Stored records
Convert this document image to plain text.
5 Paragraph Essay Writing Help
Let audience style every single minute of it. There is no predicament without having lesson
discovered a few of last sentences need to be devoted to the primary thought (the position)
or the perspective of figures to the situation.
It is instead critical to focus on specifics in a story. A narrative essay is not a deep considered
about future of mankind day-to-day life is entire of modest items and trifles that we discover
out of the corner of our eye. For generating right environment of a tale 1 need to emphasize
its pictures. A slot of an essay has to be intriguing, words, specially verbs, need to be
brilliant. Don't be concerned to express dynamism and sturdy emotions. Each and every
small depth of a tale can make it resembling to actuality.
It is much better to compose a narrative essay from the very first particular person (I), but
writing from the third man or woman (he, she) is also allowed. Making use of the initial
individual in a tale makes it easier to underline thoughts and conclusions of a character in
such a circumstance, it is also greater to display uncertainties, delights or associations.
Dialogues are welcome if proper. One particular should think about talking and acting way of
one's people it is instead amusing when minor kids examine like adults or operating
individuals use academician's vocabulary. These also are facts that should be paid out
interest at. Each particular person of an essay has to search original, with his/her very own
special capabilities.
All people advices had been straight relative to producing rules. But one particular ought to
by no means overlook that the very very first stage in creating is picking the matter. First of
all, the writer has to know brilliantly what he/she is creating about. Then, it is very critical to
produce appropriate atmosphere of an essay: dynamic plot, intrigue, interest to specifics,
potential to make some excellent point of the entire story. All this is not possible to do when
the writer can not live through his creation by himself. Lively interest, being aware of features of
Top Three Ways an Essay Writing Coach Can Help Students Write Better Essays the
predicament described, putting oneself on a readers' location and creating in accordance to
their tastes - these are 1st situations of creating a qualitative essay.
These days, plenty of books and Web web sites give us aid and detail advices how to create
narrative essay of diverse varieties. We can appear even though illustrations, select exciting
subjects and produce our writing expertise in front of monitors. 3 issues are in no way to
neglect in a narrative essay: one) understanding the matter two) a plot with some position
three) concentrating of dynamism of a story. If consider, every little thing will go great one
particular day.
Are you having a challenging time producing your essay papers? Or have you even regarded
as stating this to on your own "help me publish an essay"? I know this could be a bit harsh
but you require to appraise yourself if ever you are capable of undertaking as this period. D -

GOAL: Report every line in the data above in which the word "this" appears.

ANSWER BELOW:
Convert this document image to plain text.
potential to make some excellent point of the entire story. All this is not possible to do when
as stating this to on your own "help me publish an essay"? I know this could be a bit harsh
but you require to appraise yourself if ever you are capable of undertaking as this period. D -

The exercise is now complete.